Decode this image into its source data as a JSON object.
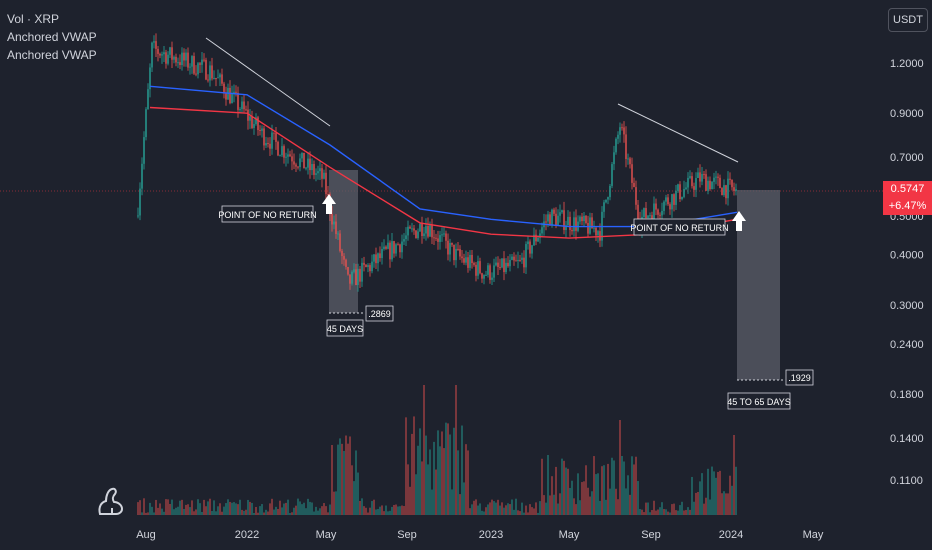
{
  "legend": {
    "symbol": "Vol · XRP",
    "indicator1": "Anchored VWAP",
    "indicator2": "Anchored VWAP"
  },
  "currency_button": "USDT",
  "current_price": "0.5747",
  "current_change": "+6.47%",
  "annotations": {
    "point1": "POINT OF NO RETURN",
    "point2": "POINT OF NO RETURN",
    "days1": "45 DAYS",
    "low1": ".2869",
    "days2": "45 TO 65 DAYS",
    "low2": ".1929"
  },
  "colors": {
    "background": "#1e222d",
    "vwap_blue": "#2962ff",
    "vwap_red": "#f23645",
    "candle_up": "#26a69a",
    "candle_down": "#ef5350",
    "trendline": "#d1d4dc",
    "box": "#4a4d57"
  },
  "chart_data": {
    "type": "candlestick",
    "y_scale": "log",
    "yticks": [
      "1.2000",
      "0.9000",
      "0.7000",
      "0.5000",
      "0.4000",
      "0.3000",
      "0.2400",
      "0.1800",
      "0.1400",
      "0.1100"
    ],
    "xticks": [
      "Aug",
      "2022",
      "May",
      "Sep",
      "2023",
      "May",
      "Sep",
      "2024",
      "May"
    ],
    "series": [
      {
        "name": "Anchored VWAP",
        "color": "blue",
        "points": [
          [
            "Aug",
            1.05
          ],
          [
            "2022",
            1.0
          ],
          [
            "May",
            0.75
          ],
          [
            "Sep",
            0.52
          ],
          [
            "2023",
            0.49
          ],
          [
            "May",
            0.47
          ],
          [
            "Sep",
            0.47
          ],
          [
            "2024",
            0.51
          ]
        ]
      },
      {
        "name": "Anchored VWAP",
        "color": "red",
        "points": [
          [
            "Aug",
            0.93
          ],
          [
            "2022",
            0.9
          ],
          [
            "May",
            0.66
          ],
          [
            "Sep",
            0.48
          ],
          [
            "2023",
            0.45
          ],
          [
            "May",
            0.44
          ],
          [
            "Sep",
            0.45
          ],
          [
            "2024",
            0.49
          ]
        ]
      }
    ],
    "price_path": [
      [
        "Aug",
        0.5
      ],
      [
        "Aug",
        1.3
      ],
      [
        "2022",
        1.15
      ],
      [
        "2022",
        0.8
      ],
      [
        "May",
        0.62
      ],
      [
        "May",
        0.34
      ],
      [
        "Sep",
        0.48
      ],
      [
        "Sep",
        0.4
      ],
      [
        "2023",
        0.36
      ],
      [
        "2023",
        0.38
      ],
      [
        "May",
        0.5
      ],
      [
        "May",
        0.46
      ],
      [
        "Sep",
        0.84
      ],
      [
        "Sep",
        0.49
      ],
      [
        "2024",
        0.62
      ],
      [
        "2024",
        0.5747
      ]
    ],
    "trendlines": [
      {
        "from": [
          "Aug",
          1.35
        ],
        "to": [
          "May",
          0.88
        ]
      },
      {
        "from": [
          "May",
          0.92
        ],
        "to": [
          "2024",
          0.68
        ]
      }
    ],
    "projection_boxes": [
      {
        "label": "45 DAYS",
        "low": 0.2869
      },
      {
        "label": "45 TO 65 DAYS",
        "low": 0.1929
      }
    ]
  }
}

========================

● INSTRUCTIONS FOR THE TASK
Exclude every picture and copy the remaining data exactly.

● ANSWER TO THE TASK
Decode this image into its source data as a JSON object.
{
  "legend": {
    "symbol": "Vol · XRP",
    "indicator1": "Anchored VWAP",
    "indicator2": "Anchored VWAP"
  },
  "currency_button": "USDT",
  "current_price": "0.5747",
  "current_change": "+6.47%",
  "annotations": {
    "point1": "POINT OF NO RETURN",
    "point2": "POINT OF NO RETURN",
    "days1": "45 DAYS",
    "low1": ".2869",
    "days2": "45 TO 65 DAYS",
    "low2": ".1929"
  },
  "colors": {
    "background": "#1e222d",
    "vwap_blue": "#2962ff",
    "vwap_red": "#f23645",
    "candle_up": "#26a69a",
    "candle_down": "#ef5350",
    "trendline": "#d1d4dc",
    "box": "#4a4d57"
  },
  "chart_data": {
    "type": "candlestick",
    "y_scale": "log",
    "yticks": [
      "1.2000",
      "0.9000",
      "0.7000",
      "0.5000",
      "0.4000",
      "0.3000",
      "0.2400",
      "0.1800",
      "0.1400",
      "0.1100"
    ],
    "xticks": [
      "Aug",
      "2022",
      "May",
      "Sep",
      "2023",
      "May",
      "Sep",
      "2024",
      "May"
    ],
    "series": [
      {
        "name": "Anchored VWAP",
        "color": "blue",
        "points": [
          [
            "Aug",
            1.05
          ],
          [
            "2022",
            1.0
          ],
          [
            "May",
            0.75
          ],
          [
            "Sep",
            0.52
          ],
          [
            "2023",
            0.49
          ],
          [
            "May",
            0.47
          ],
          [
            "Sep",
            0.47
          ],
          [
            "2024",
            0.51
          ]
        ]
      },
      {
        "name": "Anchored VWAP",
        "color": "red",
        "points": [
          [
            "Aug",
            0.93
          ],
          [
            "2022",
            0.9
          ],
          [
            "May",
            0.66
          ],
          [
            "Sep",
            0.48
          ],
          [
            "2023",
            0.45
          ],
          [
            "May",
            0.44
          ],
          [
            "Sep",
            0.45
          ],
          [
            "2024",
            0.49
          ]
        ]
      }
    ],
    "price_path": [
      [
        "Aug",
        0.5
      ],
      [
        "Aug",
        1.3
      ],
      [
        "2022",
        1.15
      ],
      [
        "2022",
        0.8
      ],
      [
        "May",
        0.62
      ],
      [
        "May",
        0.34
      ],
      [
        "Sep",
        0.48
      ],
      [
        "Sep",
        0.4
      ],
      [
        "2023",
        0.36
      ],
      [
        "2023",
        0.38
      ],
      [
        "May",
        0.5
      ],
      [
        "May",
        0.46
      ],
      [
        "Sep",
        0.84
      ],
      [
        "Sep",
        0.49
      ],
      [
        "2024",
        0.62
      ],
      [
        "2024",
        0.5747
      ]
    ],
    "trendlines": [
      {
        "from": [
          "Aug",
          1.35
        ],
        "to": [
          "May",
          0.88
        ]
      },
      {
        "from": [
          "May",
          0.92
        ],
        "to": [
          "2024",
          0.68
        ]
      }
    ],
    "projection_boxes": [
      {
        "label": "45 DAYS",
        "low": 0.2869
      },
      {
        "label": "45 TO 65 DAYS",
        "low": 0.1929
      }
    ]
  }
}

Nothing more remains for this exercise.